**Exercise description:** Copy the listing below in full and skip every picture.

**Information supplied:**

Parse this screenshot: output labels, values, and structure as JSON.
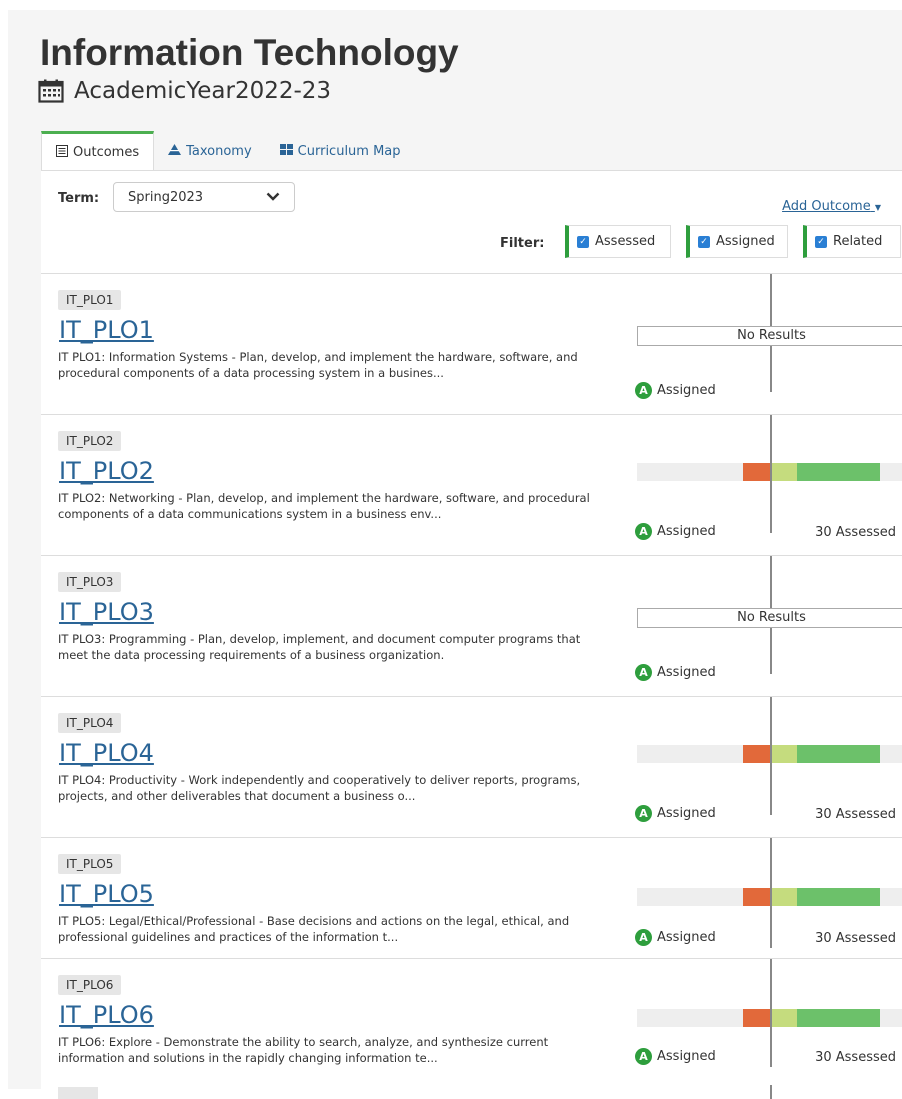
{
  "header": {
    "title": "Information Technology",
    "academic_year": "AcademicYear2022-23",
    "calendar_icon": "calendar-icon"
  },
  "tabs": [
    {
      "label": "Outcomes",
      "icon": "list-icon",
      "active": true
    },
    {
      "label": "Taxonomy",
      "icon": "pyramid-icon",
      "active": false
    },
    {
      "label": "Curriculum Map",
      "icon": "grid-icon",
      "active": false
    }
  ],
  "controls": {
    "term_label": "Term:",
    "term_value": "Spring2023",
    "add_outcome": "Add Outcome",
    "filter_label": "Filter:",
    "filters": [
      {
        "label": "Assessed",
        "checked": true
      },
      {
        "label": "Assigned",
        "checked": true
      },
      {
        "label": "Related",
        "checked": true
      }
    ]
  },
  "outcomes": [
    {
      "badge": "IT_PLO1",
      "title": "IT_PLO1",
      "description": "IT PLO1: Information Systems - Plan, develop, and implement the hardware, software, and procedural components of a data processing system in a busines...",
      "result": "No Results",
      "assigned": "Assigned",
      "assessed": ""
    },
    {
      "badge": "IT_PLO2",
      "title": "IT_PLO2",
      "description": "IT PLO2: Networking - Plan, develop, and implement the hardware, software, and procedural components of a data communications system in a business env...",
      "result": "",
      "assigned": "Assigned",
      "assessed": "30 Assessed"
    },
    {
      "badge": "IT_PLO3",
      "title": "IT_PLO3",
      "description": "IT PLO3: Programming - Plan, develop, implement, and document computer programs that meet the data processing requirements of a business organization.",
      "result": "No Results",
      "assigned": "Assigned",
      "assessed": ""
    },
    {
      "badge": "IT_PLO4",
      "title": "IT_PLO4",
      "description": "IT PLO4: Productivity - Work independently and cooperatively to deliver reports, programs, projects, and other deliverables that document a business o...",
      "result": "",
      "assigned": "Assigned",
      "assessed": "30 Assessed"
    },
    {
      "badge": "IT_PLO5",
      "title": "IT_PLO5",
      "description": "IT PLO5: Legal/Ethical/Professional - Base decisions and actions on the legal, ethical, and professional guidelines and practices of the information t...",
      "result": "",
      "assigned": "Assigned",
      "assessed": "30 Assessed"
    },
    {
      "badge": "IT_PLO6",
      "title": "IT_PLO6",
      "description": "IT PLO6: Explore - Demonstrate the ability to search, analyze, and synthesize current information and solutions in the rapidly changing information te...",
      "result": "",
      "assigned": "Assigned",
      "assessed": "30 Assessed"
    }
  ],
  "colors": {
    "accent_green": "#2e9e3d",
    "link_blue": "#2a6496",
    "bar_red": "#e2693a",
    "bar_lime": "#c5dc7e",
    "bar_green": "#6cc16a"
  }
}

**The response:**
Parse this screenshot: output labels, values, and structure as JSON.
{
  "header": {
    "title": "Information Technology",
    "academic_year": "AcademicYear2022-23",
    "calendar_icon": "calendar-icon"
  },
  "tabs": [
    {
      "label": "Outcomes",
      "icon": "list-icon",
      "active": true
    },
    {
      "label": "Taxonomy",
      "icon": "pyramid-icon",
      "active": false
    },
    {
      "label": "Curriculum Map",
      "icon": "grid-icon",
      "active": false
    }
  ],
  "controls": {
    "term_label": "Term:",
    "term_value": "Spring2023",
    "add_outcome": "Add Outcome",
    "filter_label": "Filter:",
    "filters": [
      {
        "label": "Assessed",
        "checked": true
      },
      {
        "label": "Assigned",
        "checked": true
      },
      {
        "label": "Related",
        "checked": true
      }
    ]
  },
  "outcomes": [
    {
      "badge": "IT_PLO1",
      "title": "IT_PLO1",
      "description": "IT PLO1: Information Systems - Plan, develop, and implement the hardware, software, and procedural components of a data processing system in a busines...",
      "result": "No Results",
      "assigned": "Assigned",
      "assessed": ""
    },
    {
      "badge": "IT_PLO2",
      "title": "IT_PLO2",
      "description": "IT PLO2: Networking - Plan, develop, and implement the hardware, software, and procedural components of a data communications system in a business env...",
      "result": "",
      "assigned": "Assigned",
      "assessed": "30 Assessed"
    },
    {
      "badge": "IT_PLO3",
      "title": "IT_PLO3",
      "description": "IT PLO3: Programming - Plan, develop, implement, and document computer programs that meet the data processing requirements of a business organization.",
      "result": "No Results",
      "assigned": "Assigned",
      "assessed": ""
    },
    {
      "badge": "IT_PLO4",
      "title": "IT_PLO4",
      "description": "IT PLO4: Productivity - Work independently and cooperatively to deliver reports, programs, projects, and other deliverables that document a business o...",
      "result": "",
      "assigned": "Assigned",
      "assessed": "30 Assessed"
    },
    {
      "badge": "IT_PLO5",
      "title": "IT_PLO5",
      "description": "IT PLO5: Legal/Ethical/Professional - Base decisions and actions on the legal, ethical, and professional guidelines and practices of the information t...",
      "result": "",
      "assigned": "Assigned",
      "assessed": "30 Assessed"
    },
    {
      "badge": "IT_PLO6",
      "title": "IT_PLO6",
      "description": "IT PLO6: Explore - Demonstrate the ability to search, analyze, and synthesize current information and solutions in the rapidly changing information te...",
      "result": "",
      "assigned": "Assigned",
      "assessed": "30 Assessed"
    }
  ],
  "colors": {
    "accent_green": "#2e9e3d",
    "link_blue": "#2a6496",
    "bar_red": "#e2693a",
    "bar_lime": "#c5dc7e",
    "bar_green": "#6cc16a"
  }
}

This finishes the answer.